◆ Set problem ◆
Whenever a line contains the string "déplacements", copy it out of the entries.

◆ Provided data ◆
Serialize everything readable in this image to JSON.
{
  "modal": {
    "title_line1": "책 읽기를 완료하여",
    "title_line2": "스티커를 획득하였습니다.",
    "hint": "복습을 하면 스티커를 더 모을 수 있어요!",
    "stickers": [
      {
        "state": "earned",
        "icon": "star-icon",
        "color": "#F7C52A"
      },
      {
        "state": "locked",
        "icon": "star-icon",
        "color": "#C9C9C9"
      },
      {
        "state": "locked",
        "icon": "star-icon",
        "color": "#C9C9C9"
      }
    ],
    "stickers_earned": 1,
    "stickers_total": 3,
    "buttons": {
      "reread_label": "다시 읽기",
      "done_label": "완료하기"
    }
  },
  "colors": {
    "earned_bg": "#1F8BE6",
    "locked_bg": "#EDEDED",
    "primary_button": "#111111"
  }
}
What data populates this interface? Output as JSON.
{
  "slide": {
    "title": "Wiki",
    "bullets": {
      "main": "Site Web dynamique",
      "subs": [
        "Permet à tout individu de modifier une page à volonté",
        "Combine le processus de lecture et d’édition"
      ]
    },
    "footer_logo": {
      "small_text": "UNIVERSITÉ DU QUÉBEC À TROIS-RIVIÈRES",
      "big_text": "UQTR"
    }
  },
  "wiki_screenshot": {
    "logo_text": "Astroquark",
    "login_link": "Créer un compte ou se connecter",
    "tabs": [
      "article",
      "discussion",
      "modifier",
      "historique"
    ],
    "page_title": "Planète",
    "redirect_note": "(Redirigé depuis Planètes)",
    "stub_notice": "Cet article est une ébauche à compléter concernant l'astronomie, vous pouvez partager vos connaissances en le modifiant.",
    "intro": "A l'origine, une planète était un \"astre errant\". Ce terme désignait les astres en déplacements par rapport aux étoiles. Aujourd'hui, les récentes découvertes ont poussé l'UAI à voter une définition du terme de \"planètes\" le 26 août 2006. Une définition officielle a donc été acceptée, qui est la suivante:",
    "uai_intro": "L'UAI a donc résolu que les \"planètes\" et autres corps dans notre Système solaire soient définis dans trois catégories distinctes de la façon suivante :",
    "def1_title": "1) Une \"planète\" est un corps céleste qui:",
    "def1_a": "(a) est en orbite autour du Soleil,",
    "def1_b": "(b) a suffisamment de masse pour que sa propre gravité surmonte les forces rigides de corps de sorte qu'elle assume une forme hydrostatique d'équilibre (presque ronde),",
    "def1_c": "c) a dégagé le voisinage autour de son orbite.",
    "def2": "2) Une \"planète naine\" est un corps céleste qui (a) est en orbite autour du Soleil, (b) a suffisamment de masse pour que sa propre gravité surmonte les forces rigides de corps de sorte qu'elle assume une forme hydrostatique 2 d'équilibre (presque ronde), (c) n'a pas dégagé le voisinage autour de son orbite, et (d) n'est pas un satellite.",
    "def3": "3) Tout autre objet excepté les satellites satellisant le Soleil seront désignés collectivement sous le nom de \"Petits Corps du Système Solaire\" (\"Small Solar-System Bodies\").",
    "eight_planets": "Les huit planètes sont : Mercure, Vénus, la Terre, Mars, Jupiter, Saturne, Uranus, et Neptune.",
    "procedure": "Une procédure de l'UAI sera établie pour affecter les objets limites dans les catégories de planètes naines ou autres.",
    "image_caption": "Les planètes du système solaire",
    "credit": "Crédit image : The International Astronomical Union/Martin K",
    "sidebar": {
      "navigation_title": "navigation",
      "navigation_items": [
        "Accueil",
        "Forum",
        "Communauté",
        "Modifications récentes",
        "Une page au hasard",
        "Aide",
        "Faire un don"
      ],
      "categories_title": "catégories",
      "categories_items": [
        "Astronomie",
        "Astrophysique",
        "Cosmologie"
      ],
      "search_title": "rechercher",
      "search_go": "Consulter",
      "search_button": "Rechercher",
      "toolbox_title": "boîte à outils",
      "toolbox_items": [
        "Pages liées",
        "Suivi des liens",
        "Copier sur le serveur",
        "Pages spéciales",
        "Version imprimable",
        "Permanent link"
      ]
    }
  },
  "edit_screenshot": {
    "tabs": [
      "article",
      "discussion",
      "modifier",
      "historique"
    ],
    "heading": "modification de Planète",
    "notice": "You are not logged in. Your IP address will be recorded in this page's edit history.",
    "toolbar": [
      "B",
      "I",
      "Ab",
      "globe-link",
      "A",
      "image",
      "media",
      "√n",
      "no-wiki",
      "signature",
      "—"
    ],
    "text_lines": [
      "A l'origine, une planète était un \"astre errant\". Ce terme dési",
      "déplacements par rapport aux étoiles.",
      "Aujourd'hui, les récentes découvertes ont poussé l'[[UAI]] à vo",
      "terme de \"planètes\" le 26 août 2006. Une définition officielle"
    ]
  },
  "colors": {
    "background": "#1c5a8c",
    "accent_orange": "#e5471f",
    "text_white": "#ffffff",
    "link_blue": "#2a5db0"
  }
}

◆ Solution for this problem ◆
    "intro": "A l'origine, une planète était un \"astre errant\". Ce terme désignait les astres en déplacements par rapport aux étoiles. Aujourd'hui, les récentes découvertes ont poussé l'UAI à voter une définition du terme de \"planètes\" le 26 août 2006. Une définition officielle a donc été acceptée, qui est la suivante:",
      "déplacements par rapport aux étoiles.",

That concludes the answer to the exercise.